Dataset excerpts:
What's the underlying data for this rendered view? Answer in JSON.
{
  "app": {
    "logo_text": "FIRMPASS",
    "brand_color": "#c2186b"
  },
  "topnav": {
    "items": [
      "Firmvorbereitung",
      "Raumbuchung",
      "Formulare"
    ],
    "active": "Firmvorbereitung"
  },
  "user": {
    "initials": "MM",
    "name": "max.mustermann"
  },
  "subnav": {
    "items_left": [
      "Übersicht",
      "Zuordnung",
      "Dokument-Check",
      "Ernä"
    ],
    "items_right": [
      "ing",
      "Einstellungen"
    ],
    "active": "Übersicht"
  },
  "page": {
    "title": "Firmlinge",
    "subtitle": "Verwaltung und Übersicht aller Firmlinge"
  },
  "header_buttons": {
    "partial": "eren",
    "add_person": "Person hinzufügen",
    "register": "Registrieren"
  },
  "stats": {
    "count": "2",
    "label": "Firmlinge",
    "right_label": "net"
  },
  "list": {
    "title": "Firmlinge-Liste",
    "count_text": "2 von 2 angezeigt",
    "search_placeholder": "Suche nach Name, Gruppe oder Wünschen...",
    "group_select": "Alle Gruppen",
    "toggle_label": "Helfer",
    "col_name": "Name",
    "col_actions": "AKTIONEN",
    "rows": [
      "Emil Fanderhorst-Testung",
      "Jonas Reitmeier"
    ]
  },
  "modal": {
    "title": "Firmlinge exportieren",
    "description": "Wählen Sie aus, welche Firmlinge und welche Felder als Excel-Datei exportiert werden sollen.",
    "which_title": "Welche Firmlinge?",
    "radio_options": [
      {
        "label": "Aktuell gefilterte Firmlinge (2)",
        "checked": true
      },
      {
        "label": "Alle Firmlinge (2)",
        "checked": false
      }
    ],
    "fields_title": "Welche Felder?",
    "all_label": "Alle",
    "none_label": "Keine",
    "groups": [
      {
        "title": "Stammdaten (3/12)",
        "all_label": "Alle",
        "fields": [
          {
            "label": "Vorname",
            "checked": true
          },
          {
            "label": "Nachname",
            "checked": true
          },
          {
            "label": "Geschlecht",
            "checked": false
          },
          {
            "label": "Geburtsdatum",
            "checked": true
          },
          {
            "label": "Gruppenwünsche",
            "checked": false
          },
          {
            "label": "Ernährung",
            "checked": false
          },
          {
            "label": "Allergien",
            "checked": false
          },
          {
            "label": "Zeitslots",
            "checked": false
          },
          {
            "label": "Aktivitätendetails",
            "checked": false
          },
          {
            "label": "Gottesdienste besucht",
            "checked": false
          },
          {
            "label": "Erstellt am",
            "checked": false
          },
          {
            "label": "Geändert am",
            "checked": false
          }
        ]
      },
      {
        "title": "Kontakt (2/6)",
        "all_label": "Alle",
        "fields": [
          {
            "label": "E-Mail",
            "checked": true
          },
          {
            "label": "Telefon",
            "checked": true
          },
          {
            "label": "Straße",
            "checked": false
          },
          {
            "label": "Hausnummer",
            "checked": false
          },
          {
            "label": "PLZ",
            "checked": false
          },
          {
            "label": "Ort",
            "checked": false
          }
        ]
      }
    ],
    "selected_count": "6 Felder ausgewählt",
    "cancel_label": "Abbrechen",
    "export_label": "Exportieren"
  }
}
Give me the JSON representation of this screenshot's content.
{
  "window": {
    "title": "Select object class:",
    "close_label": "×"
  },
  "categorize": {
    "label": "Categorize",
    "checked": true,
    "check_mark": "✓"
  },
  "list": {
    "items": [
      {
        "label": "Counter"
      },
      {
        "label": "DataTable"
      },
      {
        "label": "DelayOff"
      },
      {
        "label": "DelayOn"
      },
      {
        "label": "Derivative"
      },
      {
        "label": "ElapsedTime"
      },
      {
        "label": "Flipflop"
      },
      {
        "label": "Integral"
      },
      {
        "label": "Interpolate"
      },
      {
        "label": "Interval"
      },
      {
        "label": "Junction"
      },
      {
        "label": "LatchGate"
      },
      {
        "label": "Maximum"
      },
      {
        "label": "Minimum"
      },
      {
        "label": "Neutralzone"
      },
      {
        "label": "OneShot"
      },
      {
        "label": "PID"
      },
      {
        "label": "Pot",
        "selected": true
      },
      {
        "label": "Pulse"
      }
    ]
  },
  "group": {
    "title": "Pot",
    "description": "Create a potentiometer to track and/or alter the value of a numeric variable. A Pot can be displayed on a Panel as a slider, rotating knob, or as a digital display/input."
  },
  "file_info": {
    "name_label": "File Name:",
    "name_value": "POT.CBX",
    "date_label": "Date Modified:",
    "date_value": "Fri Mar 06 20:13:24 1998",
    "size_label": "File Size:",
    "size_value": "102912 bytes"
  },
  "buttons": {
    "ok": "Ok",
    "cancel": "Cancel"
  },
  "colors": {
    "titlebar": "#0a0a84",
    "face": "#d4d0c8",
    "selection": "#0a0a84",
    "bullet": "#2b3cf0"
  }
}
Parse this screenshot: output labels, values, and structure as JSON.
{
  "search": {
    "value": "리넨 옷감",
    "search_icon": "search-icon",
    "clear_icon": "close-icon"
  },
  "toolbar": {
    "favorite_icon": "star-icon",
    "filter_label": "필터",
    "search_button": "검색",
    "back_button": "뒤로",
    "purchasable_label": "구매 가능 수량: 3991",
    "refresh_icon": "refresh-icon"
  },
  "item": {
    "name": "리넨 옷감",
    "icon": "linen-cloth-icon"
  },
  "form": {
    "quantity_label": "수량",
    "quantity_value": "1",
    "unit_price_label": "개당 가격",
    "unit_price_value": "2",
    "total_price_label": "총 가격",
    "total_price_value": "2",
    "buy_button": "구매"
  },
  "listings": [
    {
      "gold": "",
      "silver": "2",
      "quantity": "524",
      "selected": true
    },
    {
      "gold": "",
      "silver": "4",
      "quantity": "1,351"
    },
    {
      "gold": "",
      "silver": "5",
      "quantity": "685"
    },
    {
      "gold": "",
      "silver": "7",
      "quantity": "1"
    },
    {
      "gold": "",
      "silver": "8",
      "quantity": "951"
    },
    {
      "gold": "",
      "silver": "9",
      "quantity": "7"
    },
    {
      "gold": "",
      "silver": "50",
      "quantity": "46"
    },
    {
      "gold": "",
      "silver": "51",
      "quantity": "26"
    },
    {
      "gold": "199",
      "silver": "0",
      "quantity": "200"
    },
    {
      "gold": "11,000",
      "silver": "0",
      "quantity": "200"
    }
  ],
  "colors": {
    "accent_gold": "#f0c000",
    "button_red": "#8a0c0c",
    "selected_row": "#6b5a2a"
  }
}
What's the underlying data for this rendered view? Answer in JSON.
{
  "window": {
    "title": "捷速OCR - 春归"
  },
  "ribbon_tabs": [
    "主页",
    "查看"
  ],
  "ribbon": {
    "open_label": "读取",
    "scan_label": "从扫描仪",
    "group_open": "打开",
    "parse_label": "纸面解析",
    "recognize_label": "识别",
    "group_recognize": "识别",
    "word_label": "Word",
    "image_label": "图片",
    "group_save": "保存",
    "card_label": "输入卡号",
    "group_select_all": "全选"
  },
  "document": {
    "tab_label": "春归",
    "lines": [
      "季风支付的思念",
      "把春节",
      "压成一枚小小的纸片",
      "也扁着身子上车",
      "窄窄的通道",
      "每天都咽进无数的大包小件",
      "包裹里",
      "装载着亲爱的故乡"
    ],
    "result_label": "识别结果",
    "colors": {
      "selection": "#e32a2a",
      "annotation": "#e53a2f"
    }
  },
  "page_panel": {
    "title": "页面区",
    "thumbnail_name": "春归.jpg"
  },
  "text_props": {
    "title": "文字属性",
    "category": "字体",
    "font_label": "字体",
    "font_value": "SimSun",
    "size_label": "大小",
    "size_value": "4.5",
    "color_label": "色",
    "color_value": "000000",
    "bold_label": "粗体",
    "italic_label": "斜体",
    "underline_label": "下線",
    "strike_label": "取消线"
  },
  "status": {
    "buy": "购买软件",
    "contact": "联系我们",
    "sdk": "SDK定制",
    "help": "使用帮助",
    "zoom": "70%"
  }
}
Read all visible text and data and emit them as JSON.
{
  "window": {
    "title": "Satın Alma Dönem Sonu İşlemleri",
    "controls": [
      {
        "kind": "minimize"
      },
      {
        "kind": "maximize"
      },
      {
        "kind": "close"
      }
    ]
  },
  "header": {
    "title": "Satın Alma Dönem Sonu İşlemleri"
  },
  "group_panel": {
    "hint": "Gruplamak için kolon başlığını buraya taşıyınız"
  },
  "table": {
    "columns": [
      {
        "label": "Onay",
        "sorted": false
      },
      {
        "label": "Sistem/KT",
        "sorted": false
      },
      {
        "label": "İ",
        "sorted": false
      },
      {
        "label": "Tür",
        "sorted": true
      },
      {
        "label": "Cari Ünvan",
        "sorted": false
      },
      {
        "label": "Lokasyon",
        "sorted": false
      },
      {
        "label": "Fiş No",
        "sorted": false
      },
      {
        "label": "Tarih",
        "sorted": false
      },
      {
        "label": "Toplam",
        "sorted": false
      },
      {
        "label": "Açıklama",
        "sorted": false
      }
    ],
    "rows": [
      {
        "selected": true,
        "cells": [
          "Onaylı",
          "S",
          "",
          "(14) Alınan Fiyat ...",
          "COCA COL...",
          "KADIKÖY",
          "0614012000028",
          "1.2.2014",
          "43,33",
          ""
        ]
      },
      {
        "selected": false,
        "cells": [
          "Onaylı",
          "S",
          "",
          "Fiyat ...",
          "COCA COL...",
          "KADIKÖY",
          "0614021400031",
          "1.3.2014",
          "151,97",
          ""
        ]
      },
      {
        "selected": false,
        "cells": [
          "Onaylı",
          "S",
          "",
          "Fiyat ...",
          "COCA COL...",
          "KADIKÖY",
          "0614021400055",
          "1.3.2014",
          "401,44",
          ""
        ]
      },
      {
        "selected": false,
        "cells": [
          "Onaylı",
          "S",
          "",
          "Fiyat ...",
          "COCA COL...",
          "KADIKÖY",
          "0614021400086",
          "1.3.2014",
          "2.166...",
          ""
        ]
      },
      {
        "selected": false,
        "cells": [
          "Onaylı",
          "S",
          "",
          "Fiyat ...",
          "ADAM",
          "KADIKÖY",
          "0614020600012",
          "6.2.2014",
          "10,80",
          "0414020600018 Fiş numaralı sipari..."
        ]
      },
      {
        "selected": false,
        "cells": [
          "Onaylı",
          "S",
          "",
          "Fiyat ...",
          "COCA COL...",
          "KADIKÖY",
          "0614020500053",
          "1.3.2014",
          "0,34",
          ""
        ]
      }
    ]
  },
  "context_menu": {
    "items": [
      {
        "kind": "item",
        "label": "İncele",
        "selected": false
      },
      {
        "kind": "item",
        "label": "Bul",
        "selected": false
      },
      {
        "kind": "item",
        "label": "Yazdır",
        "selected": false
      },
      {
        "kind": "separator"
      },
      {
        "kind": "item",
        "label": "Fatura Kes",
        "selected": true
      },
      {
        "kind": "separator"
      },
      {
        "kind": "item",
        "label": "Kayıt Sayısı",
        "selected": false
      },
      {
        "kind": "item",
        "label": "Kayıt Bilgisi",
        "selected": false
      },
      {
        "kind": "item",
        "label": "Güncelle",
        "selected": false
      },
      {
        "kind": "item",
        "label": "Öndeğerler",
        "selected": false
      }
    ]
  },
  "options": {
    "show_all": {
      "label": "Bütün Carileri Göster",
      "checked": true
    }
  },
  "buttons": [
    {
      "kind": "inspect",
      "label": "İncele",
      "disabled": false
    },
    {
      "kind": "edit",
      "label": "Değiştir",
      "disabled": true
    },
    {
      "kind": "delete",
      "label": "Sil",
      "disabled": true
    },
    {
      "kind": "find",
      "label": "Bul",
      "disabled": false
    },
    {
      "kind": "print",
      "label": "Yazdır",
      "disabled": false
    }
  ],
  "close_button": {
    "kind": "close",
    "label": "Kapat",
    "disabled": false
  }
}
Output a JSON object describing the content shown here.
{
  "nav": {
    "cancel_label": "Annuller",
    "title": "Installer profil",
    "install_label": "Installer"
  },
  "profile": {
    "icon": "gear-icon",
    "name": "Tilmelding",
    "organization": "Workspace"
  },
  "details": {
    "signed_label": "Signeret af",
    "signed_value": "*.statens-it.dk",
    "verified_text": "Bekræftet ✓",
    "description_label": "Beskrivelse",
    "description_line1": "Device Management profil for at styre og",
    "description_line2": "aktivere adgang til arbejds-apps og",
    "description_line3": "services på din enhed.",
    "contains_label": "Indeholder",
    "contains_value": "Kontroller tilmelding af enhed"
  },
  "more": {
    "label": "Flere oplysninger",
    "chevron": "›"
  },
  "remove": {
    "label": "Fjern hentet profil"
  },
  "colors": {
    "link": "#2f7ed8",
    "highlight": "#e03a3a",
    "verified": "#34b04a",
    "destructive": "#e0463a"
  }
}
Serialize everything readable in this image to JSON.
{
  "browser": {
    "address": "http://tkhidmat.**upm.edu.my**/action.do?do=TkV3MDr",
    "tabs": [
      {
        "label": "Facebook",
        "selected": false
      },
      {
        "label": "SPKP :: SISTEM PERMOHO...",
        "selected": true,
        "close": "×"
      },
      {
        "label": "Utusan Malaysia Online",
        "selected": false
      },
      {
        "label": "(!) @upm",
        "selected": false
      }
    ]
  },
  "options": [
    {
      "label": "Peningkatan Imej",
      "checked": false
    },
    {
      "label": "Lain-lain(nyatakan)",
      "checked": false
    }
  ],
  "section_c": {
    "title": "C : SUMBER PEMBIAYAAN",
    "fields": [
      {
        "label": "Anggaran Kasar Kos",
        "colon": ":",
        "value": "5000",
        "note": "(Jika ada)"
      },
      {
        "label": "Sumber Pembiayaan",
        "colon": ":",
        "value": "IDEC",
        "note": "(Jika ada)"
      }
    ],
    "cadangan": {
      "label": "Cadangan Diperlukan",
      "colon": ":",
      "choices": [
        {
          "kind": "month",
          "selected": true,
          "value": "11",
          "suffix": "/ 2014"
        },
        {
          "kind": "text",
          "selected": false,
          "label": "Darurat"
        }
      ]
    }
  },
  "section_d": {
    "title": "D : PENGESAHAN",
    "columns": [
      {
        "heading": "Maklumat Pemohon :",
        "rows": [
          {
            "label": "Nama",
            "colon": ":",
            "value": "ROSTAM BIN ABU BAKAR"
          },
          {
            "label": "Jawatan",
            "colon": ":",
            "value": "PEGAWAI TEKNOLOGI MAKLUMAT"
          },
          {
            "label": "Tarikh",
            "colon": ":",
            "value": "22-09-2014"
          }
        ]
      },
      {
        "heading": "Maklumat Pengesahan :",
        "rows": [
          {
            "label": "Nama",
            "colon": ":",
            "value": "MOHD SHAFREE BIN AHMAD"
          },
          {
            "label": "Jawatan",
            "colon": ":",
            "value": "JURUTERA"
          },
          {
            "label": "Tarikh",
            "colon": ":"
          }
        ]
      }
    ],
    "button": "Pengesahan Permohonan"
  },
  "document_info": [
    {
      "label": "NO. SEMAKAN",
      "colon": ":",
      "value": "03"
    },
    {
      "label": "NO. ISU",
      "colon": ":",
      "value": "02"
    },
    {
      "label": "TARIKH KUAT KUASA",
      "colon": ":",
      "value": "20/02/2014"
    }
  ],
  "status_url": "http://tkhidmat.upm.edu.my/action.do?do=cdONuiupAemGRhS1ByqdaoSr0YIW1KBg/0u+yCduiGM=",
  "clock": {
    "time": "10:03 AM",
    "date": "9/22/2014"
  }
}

What you will do |
Select all lines in the listing that include the word "Übersicht".

Task response |
      "Übersicht",
    "active": "Übersicht"
    "subtitle": "Verwaltung und Übersicht aller Firmlinge"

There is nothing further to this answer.